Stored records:

"""

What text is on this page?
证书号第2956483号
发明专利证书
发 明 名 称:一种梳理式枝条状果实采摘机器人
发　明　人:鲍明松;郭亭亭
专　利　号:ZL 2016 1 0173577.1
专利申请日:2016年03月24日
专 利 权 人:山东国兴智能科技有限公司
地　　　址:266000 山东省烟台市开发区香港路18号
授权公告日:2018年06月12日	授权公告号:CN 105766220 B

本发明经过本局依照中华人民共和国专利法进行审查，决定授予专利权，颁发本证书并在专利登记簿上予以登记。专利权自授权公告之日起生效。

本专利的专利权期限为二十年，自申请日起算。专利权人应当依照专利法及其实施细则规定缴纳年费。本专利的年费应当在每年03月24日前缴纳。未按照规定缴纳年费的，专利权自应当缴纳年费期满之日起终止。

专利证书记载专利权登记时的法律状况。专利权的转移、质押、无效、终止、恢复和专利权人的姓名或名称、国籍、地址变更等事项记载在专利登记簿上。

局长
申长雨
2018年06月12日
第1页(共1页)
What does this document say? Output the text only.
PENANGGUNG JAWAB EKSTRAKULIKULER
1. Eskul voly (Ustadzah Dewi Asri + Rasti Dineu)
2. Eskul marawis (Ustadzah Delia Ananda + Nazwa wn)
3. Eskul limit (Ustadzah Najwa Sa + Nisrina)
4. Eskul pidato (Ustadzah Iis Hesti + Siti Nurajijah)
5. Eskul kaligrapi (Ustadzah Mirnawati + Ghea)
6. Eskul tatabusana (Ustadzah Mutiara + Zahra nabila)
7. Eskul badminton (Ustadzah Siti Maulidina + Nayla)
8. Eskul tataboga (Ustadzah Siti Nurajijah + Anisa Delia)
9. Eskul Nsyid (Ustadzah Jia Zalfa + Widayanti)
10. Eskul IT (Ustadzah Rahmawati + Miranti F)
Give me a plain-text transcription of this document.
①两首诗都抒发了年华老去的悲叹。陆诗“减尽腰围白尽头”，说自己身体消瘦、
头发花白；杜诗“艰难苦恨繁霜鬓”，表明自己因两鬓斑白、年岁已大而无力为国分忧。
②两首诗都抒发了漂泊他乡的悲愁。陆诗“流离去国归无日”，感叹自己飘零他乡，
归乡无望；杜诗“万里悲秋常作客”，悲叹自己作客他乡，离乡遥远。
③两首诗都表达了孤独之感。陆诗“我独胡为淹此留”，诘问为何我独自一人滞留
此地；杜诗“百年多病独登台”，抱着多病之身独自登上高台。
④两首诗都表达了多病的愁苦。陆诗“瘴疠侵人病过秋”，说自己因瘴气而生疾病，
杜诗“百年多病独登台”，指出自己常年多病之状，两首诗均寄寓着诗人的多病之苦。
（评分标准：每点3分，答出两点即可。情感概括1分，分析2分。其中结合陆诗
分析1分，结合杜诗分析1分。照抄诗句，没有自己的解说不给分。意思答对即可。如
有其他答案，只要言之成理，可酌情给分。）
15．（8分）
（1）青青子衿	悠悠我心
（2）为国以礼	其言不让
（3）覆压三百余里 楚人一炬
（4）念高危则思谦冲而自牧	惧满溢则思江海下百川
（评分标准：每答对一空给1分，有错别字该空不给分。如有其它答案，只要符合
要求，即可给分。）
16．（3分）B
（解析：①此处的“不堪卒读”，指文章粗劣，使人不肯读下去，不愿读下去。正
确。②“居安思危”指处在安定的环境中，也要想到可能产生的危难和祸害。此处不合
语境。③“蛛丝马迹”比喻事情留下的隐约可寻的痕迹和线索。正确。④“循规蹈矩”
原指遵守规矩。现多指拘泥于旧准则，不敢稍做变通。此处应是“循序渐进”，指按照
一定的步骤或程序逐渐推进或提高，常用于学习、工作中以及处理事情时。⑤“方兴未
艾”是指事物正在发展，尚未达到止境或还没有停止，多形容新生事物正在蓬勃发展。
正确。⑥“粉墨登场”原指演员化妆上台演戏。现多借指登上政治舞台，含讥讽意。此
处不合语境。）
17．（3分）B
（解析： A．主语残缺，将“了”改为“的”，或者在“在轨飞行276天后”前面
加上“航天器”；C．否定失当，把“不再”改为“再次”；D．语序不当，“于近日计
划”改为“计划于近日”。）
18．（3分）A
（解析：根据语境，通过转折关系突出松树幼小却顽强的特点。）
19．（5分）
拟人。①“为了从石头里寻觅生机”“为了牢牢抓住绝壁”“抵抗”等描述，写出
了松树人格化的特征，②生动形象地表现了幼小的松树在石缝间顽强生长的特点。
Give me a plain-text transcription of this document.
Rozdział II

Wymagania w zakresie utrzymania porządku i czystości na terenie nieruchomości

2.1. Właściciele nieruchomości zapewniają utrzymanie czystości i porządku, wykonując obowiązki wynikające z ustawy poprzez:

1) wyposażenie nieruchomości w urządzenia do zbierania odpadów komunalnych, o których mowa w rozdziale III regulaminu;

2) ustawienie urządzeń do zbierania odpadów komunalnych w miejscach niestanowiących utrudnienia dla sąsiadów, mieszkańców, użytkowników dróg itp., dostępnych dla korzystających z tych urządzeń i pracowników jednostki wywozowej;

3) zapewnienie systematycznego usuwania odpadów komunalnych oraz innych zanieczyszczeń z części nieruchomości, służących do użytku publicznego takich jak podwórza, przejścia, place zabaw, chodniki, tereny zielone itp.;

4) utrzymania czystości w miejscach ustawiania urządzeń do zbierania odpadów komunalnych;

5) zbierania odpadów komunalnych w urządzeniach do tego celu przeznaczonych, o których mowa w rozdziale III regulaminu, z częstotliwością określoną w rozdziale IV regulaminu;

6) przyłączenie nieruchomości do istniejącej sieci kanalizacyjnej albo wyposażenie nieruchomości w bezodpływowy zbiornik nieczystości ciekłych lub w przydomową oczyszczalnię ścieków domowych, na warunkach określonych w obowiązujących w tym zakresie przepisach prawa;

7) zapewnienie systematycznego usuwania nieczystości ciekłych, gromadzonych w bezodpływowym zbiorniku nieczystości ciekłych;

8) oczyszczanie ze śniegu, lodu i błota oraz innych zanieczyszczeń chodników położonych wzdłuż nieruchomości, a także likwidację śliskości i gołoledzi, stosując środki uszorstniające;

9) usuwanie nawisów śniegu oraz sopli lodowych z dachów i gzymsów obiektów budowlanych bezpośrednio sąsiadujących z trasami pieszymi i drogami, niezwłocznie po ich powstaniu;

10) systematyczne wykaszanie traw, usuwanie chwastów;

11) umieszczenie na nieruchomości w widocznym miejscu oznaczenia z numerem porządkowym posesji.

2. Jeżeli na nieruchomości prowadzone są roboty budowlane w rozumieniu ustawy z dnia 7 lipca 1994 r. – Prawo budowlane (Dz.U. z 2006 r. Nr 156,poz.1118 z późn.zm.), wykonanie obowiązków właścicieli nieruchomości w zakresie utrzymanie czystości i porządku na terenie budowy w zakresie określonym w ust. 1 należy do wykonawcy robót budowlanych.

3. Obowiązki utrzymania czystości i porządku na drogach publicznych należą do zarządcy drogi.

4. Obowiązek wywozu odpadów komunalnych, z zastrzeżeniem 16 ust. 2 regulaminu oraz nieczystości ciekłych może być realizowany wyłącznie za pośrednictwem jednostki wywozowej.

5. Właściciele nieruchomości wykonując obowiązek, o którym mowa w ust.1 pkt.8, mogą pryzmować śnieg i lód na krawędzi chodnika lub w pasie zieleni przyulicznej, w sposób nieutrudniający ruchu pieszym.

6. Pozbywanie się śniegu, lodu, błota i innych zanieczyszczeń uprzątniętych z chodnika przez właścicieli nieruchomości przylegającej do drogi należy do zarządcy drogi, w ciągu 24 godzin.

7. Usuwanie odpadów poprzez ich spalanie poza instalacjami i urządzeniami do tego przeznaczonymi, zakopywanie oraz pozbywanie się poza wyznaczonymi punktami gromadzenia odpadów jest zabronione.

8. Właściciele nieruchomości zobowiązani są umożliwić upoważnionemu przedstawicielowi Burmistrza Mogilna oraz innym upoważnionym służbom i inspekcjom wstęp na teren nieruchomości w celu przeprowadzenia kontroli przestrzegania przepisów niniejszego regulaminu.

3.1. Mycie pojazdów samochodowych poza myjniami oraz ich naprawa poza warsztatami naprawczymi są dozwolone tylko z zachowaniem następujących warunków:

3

"""

Take each line containing the string "this" and copy it out.

What text is on this page?
What does this document say? Output the text only.
Give me a plain-text transcription of this document.
Give me a plain-text transcription of this document.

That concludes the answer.